#### What to work on:
Update the rows below by replacing each "bar-unit-label" with "unit-label" and leaving everything else unchanged. Leave the pictures out of your answer.

— START Data for the task —

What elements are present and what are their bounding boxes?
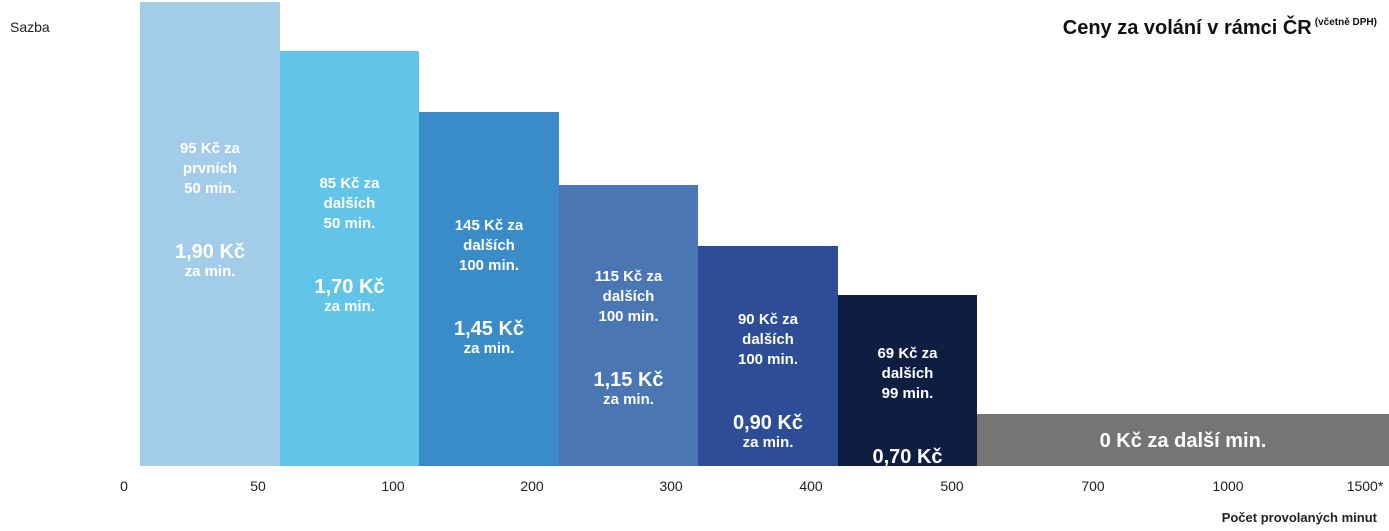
x-tick-label: 300 [659, 478, 683, 494]
price-bar: 115 Kč za dalších 100 min. 1,15 Kč za min. [559, 185, 698, 466]
x-tick-label: 100 [381, 478, 405, 494]
x-tick-label: 400 [799, 478, 823, 494]
bar-tier-label: 115 Kč za dalších 100 min. [594, 268, 663, 325]
free-minutes-label: 0 Kč za další min. [1099, 430, 1267, 452]
bar-unit-label: za min. [184, 263, 236, 280]
free-minutes-bar: 0 Kč za další min. [977, 414, 1389, 466]
x-axis-label: Počet provolaných minut [1221, 510, 1377, 525]
price-bar: 69 Kč za dalších 99 min. 0,70 Kč za min. [838, 295, 977, 485]
bar-unit-label: za min. [463, 340, 515, 357]
bar-rate-label: 1,90 Kč [174, 241, 246, 263]
bar-tier-label: 145 Kč za dalších 100 min. [454, 217, 524, 274]
bar-rate-label: 0,70 Kč [872, 446, 943, 468]
bar-unit-label: za min. [324, 298, 375, 315]
bar-tier-label: 90 Kč za dalších 100 min. [737, 311, 799, 368]
bar-tier-label: 69 Kč za dalších 99 min. [877, 345, 938, 402]
bar-unit-label: za min. [603, 391, 654, 408]
price-bar: 145 Kč za dalších 100 min. 1,45 Kč za min. [419, 112, 559, 466]
bar-rate-label: 1,45 Kč [453, 318, 525, 340]
bar-rate-label: 0,90 Kč [732, 412, 804, 434]
bar-tier-label: 85 Kč za dalších 50 min. [319, 175, 380, 232]
price-bar: 95 Kč za prvních 50 min. 1,90 Kč za min. [140, 2, 280, 466]
price-bar: 85 Kč za dalších 50 min. 1,70 Kč za min. [280, 51, 419, 466]
bar-unit-label: za min. [882, 468, 933, 485]
x-tick-label: 500 [940, 478, 964, 494]
price-bar: 90 Kč za dalších 100 min. 0,90 Kč za min. [698, 246, 838, 466]
bar-rate-label: 1,70 Kč [314, 276, 385, 298]
bar-tier-label: 95 Kč za prvních 50 min. [179, 140, 241, 197]
x-tick-label: 1500* [1346, 478, 1384, 494]
x-tick-label: 1000 [1212, 478, 1244, 494]
x-tick-label: 200 [520, 478, 544, 494]
x-tick-label: 0 [120, 478, 128, 494]
chart-title: Ceny za volání v rámci ČR [1062, 17, 1312, 39]
bar-unit-label: za min. [742, 434, 794, 451]
x-tick-label: 50 [250, 478, 266, 494]
bar-rate-label: 1,15 Kč [593, 369, 664, 391]
chart-title-note: (včetně DPH) [1314, 17, 1377, 28]
y-axis-label: Sazba [10, 19, 50, 35]
chart-title-block: Ceny za volání v rámci ČR (včetně DPH) [1063, 17, 1377, 40]
x-tick-label: 700 [1081, 478, 1105, 494]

— END Data for the task —

#### Written answer:
What elements are present and what are their bounding boxes?
x-tick-label: 300 [659, 478, 683, 494]
price-bar: 115 Kč za dalších 100 min. 1,15 Kč za min. [559, 185, 698, 466]
x-tick-label: 100 [381, 478, 405, 494]
x-tick-label: 400 [799, 478, 823, 494]
bar-tier-label: 115 Kč za dalších 100 min. [594, 268, 663, 325]
free-minutes-label: 0 Kč za další min. [1099, 430, 1267, 452]
unit-label: za min. [184, 263, 236, 280]
free-minutes-bar: 0 Kč za další min. [977, 414, 1389, 466]
x-axis-label: Počet provolaných minut [1221, 510, 1377, 525]
price-bar: 69 Kč za dalších 99 min. 0,70 Kč za min. [838, 295, 977, 485]
unit-label: za min. [463, 340, 515, 357]
bar-rate-label: 1,90 Kč [174, 241, 246, 263]
bar-tier-label: 145 Kč za dalších 100 min. [454, 217, 524, 274]
bar-rate-label: 0,70 Kč [872, 446, 943, 468]
unit-label: za min. [324, 298, 375, 315]
bar-tier-label: 90 Kč za dalších 100 min. [737, 311, 799, 368]
bar-tier-label: 69 Kč za dalších 99 min. [877, 345, 938, 402]
unit-label: za min. [603, 391, 654, 408]
price-bar: 145 Kč za dalších 100 min. 1,45 Kč za min. [419, 112, 559, 466]
bar-rate-label: 1,45 Kč [453, 318, 525, 340]
bar-rate-label: 0,90 Kč [732, 412, 804, 434]
bar-tier-label: 85 Kč za dalších 50 min. [319, 175, 380, 232]
price-bar: 95 Kč za prvních 50 min. 1,90 Kč za min. [140, 2, 280, 466]
price-bar: 85 Kč za dalších 50 min. 1,70 Kč za min. [280, 51, 419, 466]
unit-label: za min. [882, 468, 933, 485]
x-tick-label: 500 [940, 478, 964, 494]
price-bar: 90 Kč za dalších 100 min. 0,90 Kč za min. [698, 246, 838, 466]
bar-rate-label: 1,70 Kč [314, 276, 385, 298]
bar-tier-label: 95 Kč za prvních 50 min. [179, 140, 241, 197]
x-tick-label: 1500* [1346, 478, 1384, 494]
x-tick-label: 1000 [1212, 478, 1244, 494]
x-tick-label: 200 [520, 478, 544, 494]
x-tick-label: 0 [120, 478, 128, 494]
chart-title: Ceny za volání v rámci ČR [1062, 17, 1312, 39]
unit-label: za min. [742, 434, 794, 451]
x-tick-label: 50 [250, 478, 266, 494]
bar-rate-label: 1,15 Kč [593, 369, 664, 391]
chart-title-note: (včetně DPH) [1314, 17, 1377, 28]
y-axis-label: Sazba [10, 19, 50, 35]
chart-title-block: Ceny za volání v rámci ČR (včetně DPH) [1063, 17, 1377, 40]
x-tick-label: 700 [1081, 478, 1105, 494]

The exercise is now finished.